start
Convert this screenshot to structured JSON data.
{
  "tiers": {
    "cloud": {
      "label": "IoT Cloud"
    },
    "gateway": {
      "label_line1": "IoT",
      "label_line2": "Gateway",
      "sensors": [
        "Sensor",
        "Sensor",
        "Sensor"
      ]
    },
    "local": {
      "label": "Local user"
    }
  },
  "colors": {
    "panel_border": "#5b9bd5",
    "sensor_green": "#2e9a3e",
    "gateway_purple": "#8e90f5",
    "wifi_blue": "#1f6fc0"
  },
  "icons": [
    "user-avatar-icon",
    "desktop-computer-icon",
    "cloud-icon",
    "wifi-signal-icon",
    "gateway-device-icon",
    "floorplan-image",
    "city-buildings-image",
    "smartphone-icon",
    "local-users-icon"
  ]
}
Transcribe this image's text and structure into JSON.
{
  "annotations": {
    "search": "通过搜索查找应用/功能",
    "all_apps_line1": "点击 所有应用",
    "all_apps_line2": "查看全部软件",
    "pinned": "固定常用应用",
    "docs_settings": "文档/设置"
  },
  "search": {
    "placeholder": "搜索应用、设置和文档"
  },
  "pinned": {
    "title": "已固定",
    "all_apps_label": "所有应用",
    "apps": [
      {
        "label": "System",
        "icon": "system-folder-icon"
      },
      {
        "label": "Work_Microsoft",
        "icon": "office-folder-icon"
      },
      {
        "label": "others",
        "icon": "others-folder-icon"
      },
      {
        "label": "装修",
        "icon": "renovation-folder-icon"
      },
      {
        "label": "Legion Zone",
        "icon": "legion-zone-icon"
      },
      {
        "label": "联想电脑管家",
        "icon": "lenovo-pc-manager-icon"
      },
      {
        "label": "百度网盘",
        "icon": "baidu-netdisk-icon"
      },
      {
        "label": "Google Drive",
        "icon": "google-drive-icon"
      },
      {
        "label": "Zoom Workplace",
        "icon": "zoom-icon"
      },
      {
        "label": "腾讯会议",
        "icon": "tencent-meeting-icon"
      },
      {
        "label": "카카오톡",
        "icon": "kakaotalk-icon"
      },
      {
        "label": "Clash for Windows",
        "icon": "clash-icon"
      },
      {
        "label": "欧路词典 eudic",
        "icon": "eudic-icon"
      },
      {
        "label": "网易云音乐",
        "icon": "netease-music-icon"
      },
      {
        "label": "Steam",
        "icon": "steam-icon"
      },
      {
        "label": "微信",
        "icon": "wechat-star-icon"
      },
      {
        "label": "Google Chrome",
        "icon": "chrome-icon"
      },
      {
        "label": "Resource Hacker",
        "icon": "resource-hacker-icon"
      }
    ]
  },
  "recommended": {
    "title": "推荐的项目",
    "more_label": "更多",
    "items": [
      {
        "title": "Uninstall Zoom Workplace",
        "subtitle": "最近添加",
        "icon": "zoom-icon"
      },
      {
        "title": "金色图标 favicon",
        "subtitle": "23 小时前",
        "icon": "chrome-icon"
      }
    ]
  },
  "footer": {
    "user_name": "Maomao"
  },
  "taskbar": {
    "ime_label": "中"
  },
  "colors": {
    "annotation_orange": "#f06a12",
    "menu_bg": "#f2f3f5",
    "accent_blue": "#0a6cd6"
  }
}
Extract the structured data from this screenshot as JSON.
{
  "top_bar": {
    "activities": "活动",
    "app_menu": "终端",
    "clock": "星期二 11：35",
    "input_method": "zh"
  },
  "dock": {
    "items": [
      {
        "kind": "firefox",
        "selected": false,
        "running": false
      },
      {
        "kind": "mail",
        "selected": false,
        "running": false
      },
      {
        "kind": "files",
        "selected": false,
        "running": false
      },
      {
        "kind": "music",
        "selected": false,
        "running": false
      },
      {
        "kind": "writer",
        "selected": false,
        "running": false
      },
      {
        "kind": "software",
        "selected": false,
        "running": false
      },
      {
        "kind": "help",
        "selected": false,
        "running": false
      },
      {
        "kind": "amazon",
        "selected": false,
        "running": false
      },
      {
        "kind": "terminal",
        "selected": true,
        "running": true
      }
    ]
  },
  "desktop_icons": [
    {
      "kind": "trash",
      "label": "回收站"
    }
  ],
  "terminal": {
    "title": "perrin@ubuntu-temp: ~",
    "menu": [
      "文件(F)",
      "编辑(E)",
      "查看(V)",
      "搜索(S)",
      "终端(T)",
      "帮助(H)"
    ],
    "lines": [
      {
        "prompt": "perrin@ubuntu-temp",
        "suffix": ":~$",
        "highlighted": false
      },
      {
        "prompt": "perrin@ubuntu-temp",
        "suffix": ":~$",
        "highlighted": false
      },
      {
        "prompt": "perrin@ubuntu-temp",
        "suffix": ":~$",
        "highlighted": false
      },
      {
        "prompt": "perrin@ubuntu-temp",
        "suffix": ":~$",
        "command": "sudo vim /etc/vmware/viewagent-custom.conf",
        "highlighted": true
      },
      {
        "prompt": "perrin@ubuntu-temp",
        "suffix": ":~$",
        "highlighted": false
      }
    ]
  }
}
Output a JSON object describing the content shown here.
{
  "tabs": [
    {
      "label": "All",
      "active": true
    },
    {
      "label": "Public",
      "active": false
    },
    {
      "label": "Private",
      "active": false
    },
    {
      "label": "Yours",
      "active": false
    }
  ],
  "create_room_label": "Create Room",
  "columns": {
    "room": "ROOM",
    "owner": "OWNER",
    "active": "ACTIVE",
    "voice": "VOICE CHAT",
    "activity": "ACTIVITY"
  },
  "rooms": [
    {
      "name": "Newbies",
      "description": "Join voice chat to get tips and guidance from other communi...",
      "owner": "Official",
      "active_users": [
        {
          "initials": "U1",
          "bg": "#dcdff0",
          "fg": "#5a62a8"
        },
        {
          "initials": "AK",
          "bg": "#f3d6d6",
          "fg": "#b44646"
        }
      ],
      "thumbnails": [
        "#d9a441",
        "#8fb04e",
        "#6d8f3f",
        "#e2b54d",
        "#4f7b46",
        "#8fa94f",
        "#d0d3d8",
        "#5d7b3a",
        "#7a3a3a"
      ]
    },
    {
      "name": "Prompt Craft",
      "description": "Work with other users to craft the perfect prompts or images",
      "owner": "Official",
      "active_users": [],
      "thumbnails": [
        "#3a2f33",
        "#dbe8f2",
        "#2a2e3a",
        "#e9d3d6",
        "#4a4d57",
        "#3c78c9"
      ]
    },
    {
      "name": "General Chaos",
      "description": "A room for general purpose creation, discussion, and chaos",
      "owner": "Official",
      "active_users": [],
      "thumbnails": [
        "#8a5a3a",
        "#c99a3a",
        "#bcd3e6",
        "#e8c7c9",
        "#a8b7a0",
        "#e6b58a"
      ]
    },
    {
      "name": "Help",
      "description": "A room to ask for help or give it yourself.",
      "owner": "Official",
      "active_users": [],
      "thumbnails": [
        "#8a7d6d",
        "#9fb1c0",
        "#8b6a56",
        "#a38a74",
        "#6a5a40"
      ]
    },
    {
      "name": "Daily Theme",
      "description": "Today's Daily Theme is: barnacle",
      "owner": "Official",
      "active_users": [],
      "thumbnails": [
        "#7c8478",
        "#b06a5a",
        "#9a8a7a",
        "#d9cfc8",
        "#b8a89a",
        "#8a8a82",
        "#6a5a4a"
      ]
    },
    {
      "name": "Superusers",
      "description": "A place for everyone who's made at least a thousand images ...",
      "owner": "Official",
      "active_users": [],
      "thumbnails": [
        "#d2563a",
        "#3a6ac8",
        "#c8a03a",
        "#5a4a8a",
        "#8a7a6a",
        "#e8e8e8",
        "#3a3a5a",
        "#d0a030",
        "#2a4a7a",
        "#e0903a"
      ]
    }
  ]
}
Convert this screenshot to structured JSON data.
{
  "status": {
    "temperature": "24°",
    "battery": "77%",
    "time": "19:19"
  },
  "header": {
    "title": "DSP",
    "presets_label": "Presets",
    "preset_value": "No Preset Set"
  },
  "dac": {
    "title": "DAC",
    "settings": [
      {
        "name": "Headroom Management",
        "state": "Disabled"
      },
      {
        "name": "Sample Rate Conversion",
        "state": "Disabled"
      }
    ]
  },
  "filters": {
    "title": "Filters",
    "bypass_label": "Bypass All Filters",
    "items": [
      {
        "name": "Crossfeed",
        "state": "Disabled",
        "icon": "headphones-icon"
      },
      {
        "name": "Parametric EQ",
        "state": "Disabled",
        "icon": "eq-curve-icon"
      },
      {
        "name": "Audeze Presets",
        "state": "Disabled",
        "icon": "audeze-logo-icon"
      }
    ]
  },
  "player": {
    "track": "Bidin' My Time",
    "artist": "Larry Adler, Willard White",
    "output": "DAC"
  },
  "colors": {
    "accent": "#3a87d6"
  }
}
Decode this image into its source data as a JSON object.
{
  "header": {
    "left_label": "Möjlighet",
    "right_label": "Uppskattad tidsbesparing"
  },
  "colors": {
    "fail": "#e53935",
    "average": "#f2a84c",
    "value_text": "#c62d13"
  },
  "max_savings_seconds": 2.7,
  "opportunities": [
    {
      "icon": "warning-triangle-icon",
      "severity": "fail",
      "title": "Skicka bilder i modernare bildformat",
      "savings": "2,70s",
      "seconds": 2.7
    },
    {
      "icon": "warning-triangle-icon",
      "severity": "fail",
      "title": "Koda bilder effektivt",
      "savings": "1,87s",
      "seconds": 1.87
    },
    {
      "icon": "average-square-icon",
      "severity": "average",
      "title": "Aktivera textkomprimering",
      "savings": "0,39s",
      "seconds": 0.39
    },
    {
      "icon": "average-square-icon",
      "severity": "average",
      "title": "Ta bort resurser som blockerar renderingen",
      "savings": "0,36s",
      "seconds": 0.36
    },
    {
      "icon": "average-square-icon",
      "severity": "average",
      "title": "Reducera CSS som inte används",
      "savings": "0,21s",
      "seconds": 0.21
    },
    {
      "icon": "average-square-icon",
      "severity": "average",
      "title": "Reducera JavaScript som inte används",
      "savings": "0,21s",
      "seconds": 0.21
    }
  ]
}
end
Using the listing above, show every line that includes the string "bilder".

- [THE SOLUTION]
      "title": "Skicka bilder i modernare bildformat",
      "title": "Koda bilder effektivt",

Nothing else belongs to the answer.